TASK BRIEF
Where the data below has the string "dashed", return the whole line.

MATERIAL FOR THE TASK
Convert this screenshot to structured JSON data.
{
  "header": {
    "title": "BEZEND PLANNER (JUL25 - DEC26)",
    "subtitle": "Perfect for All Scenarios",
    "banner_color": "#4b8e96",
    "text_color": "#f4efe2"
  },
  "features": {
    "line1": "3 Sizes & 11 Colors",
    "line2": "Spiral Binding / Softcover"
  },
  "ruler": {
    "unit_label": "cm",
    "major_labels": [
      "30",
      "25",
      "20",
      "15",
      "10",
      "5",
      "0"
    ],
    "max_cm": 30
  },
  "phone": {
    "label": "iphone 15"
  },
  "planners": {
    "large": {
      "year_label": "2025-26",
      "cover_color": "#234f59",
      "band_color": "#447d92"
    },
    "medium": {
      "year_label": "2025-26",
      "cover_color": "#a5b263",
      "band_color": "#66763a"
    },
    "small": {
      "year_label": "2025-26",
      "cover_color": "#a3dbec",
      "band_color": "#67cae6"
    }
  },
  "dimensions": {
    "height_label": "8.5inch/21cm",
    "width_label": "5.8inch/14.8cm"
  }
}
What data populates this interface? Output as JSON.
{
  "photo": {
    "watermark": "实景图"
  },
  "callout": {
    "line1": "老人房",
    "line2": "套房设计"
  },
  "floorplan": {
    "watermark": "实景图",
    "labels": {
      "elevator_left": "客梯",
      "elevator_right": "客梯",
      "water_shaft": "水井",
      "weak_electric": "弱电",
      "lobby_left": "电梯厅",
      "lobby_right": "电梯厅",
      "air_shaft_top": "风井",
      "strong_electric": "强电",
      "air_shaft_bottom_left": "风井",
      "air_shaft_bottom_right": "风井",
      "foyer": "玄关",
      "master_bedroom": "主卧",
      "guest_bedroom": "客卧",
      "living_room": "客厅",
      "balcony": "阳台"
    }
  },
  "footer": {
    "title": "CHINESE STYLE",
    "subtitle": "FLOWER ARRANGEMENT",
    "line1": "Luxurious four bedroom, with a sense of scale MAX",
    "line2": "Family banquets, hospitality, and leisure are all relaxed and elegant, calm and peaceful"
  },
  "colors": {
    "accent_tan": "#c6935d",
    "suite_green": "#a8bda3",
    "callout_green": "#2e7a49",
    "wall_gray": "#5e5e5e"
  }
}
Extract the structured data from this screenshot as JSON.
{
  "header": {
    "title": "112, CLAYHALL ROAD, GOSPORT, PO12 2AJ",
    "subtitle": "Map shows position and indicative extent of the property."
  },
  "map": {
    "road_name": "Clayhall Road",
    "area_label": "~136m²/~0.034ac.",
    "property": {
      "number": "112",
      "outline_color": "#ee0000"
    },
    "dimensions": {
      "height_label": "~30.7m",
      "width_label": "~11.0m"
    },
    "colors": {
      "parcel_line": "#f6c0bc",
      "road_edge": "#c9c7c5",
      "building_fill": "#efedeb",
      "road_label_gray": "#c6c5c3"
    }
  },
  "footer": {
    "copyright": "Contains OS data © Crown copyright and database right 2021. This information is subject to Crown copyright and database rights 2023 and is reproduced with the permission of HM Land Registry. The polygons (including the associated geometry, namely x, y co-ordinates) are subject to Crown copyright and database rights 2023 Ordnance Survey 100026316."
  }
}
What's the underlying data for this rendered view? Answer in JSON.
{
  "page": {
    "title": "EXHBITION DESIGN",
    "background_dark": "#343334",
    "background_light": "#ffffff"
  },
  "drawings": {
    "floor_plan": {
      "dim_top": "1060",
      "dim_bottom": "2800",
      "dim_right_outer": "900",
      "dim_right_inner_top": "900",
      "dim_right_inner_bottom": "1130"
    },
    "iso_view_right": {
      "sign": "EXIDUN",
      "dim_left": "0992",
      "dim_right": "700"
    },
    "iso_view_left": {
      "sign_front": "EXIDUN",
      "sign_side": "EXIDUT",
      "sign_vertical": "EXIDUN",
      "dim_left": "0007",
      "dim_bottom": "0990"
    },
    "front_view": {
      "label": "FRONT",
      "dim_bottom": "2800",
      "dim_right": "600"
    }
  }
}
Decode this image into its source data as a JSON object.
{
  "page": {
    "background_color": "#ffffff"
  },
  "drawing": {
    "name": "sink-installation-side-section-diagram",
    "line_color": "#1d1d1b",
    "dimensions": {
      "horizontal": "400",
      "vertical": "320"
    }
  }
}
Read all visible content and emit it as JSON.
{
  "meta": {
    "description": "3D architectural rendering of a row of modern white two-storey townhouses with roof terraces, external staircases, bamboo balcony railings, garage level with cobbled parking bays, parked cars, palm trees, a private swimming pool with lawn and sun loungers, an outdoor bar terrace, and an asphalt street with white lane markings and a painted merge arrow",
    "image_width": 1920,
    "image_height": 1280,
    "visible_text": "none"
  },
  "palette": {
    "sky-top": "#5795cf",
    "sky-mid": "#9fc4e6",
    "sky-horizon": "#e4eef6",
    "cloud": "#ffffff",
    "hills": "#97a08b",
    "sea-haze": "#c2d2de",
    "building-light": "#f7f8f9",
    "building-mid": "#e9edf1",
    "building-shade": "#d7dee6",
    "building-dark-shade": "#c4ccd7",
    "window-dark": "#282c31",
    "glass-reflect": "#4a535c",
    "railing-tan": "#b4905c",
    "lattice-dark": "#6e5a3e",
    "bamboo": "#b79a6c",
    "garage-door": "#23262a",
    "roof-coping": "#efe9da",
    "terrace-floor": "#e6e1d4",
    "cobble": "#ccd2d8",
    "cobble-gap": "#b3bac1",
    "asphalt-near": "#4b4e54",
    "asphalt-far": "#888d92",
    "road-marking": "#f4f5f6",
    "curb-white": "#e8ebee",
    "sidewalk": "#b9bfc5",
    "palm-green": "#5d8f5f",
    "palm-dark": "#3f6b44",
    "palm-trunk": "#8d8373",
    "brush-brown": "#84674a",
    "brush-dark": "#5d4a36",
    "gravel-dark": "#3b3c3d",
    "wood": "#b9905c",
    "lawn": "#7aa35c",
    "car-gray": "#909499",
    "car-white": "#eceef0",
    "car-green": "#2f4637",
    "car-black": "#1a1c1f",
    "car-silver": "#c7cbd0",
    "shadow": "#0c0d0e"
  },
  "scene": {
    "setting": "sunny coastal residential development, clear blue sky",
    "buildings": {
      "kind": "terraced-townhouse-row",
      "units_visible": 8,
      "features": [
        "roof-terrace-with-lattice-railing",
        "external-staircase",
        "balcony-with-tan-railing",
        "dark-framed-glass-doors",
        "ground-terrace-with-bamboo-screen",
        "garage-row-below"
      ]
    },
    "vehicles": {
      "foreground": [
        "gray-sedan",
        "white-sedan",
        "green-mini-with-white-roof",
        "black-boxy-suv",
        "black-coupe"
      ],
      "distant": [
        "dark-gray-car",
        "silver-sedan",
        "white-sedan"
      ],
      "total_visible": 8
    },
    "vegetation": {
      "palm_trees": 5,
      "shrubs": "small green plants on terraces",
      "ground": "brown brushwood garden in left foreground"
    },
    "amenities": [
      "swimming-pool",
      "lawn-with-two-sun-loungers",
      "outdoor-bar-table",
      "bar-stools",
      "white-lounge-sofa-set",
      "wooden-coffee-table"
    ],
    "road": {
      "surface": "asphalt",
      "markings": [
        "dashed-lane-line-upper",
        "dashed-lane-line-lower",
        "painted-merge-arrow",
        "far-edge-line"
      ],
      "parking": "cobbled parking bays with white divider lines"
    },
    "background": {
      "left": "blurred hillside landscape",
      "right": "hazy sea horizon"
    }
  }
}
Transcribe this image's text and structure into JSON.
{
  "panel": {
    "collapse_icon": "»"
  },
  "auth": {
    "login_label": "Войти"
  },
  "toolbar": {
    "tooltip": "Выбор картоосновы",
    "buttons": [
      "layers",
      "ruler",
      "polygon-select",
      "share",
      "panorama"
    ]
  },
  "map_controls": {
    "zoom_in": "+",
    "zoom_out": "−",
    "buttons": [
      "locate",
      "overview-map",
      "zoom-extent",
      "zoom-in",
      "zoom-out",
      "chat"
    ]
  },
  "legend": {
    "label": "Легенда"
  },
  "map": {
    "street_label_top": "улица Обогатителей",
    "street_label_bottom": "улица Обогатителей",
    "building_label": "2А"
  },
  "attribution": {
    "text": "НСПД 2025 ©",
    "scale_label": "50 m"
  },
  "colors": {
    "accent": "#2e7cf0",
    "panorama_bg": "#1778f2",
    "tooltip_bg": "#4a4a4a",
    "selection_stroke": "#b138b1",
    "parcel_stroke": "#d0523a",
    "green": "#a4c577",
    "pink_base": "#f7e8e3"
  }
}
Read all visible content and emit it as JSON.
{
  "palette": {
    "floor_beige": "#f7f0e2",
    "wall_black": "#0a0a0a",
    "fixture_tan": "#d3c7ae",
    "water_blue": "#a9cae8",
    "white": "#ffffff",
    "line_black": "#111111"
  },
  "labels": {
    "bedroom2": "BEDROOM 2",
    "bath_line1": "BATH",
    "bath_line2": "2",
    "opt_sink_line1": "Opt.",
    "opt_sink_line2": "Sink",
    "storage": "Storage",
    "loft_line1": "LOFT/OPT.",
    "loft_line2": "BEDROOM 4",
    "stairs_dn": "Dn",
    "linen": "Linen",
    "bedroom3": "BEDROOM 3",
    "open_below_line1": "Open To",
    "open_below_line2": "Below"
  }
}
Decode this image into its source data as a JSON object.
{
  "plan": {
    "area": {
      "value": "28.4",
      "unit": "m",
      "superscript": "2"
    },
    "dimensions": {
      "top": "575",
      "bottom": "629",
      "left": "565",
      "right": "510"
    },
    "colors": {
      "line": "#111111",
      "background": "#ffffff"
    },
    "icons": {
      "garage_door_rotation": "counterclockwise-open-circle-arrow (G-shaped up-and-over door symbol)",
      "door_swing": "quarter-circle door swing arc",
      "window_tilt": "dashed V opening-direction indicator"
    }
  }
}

RESULT
        "dashed-lane-line-upper",
        "dashed-lane-line-lower",
      "window_tilt": "dashed V opening-direction indicator"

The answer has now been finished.